-- BEGIN The data --
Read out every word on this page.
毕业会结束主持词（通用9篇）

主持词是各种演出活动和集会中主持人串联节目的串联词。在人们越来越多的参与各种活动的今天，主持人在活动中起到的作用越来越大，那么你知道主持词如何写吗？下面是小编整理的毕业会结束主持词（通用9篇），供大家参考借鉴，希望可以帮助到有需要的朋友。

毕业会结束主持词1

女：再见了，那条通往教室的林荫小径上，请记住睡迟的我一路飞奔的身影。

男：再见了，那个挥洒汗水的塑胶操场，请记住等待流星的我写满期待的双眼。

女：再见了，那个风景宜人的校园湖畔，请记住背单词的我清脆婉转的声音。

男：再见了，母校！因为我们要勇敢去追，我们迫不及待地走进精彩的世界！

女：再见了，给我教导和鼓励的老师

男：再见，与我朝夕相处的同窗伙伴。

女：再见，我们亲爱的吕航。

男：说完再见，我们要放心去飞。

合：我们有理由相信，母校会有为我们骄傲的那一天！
-- END The data --
• [Your task] Copy out each record from above, exactly.

• [Finished exercise]
Read out every word on this page.
毕业会结束主持词（通用9篇）

主持词是各种演出活动和集会中主持人串联节目的串联词。在人们越来越多的参与各种活动的今天，主持人在活动中起到的作用越来越大，那么你知道主持词如何写吗？下面是小编整理的毕业会结束主持词（通用9篇），供大家参考借鉴，希望可以帮助到有需要的朋友。

毕业会结束主持词1

女：再见了，那条通往教室的林荫小径上，请记住睡迟的我一路飞奔的身影。

男：再见了，那个挥洒汗水的塑胶操场，请记住等待流星的我写满期待的双眼。

女：再见了，那个风景宜人的校园湖畔，请记住背单词的我清脆婉转的声音。

男：再见了，母校！因为我们要勇敢去追，我们迫不及待地走进精彩的世界！

女：再见了，给我教导和鼓励的老师

男：再见，与我朝夕相处的同窗伙伴。

女：再见，我们亲爱的吕航。

男：说完再见，我们要放心去飞。

合：我们有理由相信，母校会有为我们骄傲的那一天！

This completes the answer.